**SUPPLIED MATERIAL**.
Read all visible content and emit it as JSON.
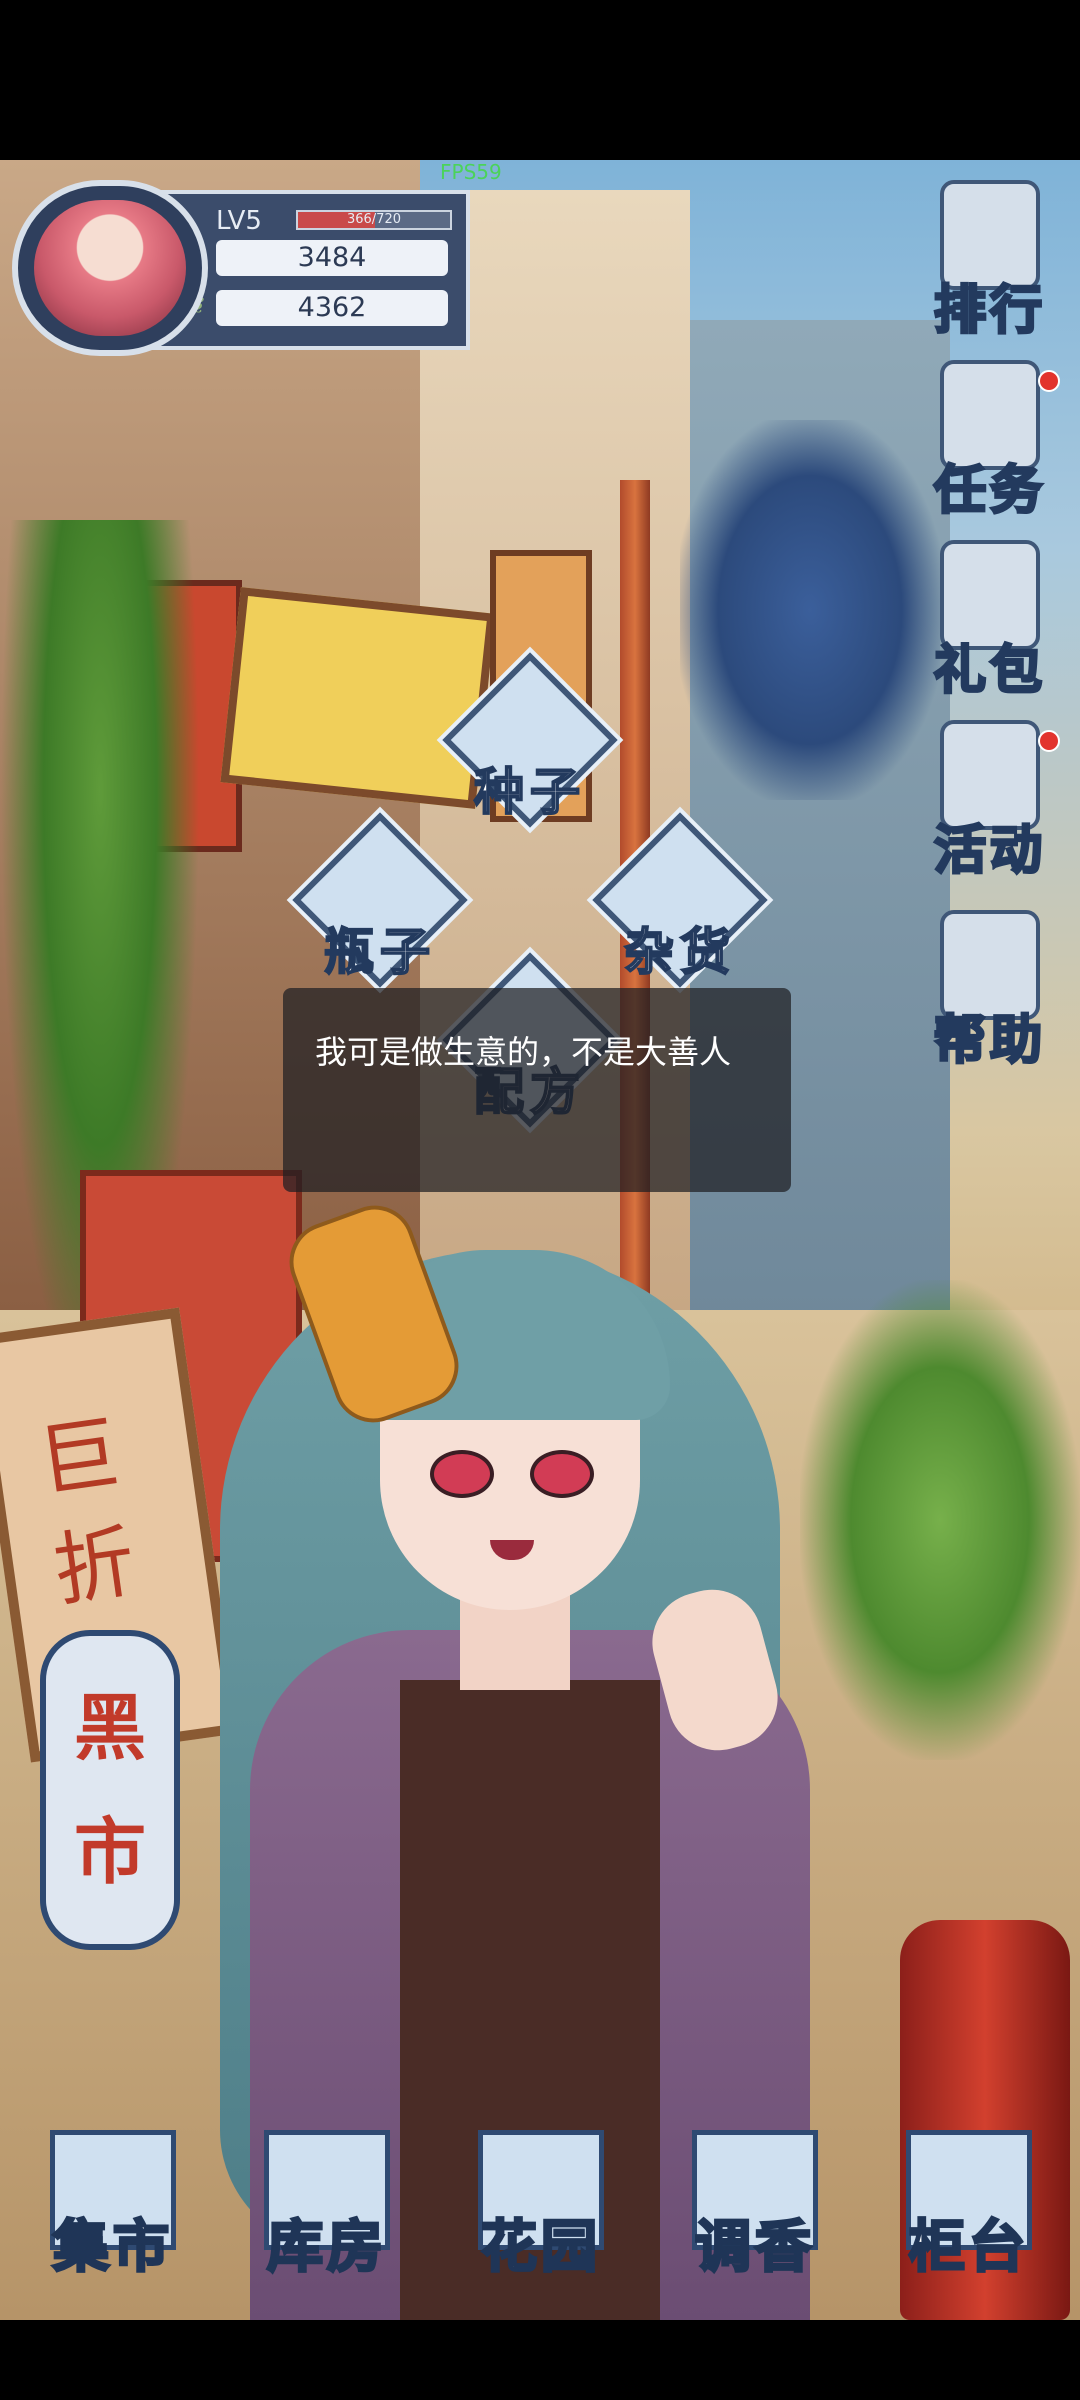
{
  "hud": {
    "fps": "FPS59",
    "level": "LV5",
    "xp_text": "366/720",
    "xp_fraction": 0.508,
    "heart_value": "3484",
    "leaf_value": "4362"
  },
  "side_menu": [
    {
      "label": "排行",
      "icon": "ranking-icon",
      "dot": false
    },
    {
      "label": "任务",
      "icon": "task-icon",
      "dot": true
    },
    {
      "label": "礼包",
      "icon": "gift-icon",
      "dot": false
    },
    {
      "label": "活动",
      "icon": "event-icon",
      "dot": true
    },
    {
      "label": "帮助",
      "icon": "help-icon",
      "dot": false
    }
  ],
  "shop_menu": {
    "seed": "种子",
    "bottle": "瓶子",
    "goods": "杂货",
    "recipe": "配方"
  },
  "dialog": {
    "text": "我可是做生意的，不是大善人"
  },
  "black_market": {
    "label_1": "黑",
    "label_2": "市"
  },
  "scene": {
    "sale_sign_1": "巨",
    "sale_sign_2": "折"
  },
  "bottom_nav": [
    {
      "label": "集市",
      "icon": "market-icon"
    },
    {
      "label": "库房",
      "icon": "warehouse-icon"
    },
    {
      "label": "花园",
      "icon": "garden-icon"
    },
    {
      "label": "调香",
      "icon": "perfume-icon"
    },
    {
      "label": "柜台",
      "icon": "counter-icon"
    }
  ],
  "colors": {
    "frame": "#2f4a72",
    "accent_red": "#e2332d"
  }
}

**EXERCISE INSTRUCTIONS**.
Except for the pictures, copy the material above exactly.

**REPLY TO THE EXERCISE**.
Read all visible content and emit it as JSON.
{
  "hud": {
    "fps": "FPS59",
    "level": "LV5",
    "xp_text": "366/720",
    "xp_fraction": 0.508,
    "heart_value": "3484",
    "leaf_value": "4362"
  },
  "side_menu": [
    {
      "label": "排行",
      "icon": "ranking-icon",
      "dot": false
    },
    {
      "label": "任务",
      "icon": "task-icon",
      "dot": true
    },
    {
      "label": "礼包",
      "icon": "gift-icon",
      "dot": false
    },
    {
      "label": "活动",
      "icon": "event-icon",
      "dot": true
    },
    {
      "label": "帮助",
      "icon": "help-icon",
      "dot": false
    }
  ],
  "shop_menu": {
    "seed": "种子",
    "bottle": "瓶子",
    "goods": "杂货",
    "recipe": "配方"
  },
  "dialog": {
    "text": "我可是做生意的，不是大善人"
  },
  "black_market": {
    "label_1": "黑",
    "label_2": "市"
  },
  "scene": {
    "sale_sign_1": "巨",
    "sale_sign_2": "折"
  },
  "bottom_nav": [
    {
      "label": "集市",
      "icon": "market-icon"
    },
    {
      "label": "库房",
      "icon": "warehouse-icon"
    },
    {
      "label": "花园",
      "icon": "garden-icon"
    },
    {
      "label": "调香",
      "icon": "perfume-icon"
    },
    {
      "label": "柜台",
      "icon": "counter-icon"
    }
  ],
  "colors": {
    "frame": "#2f4a72",
    "accent_red": "#e2332d"
  }
}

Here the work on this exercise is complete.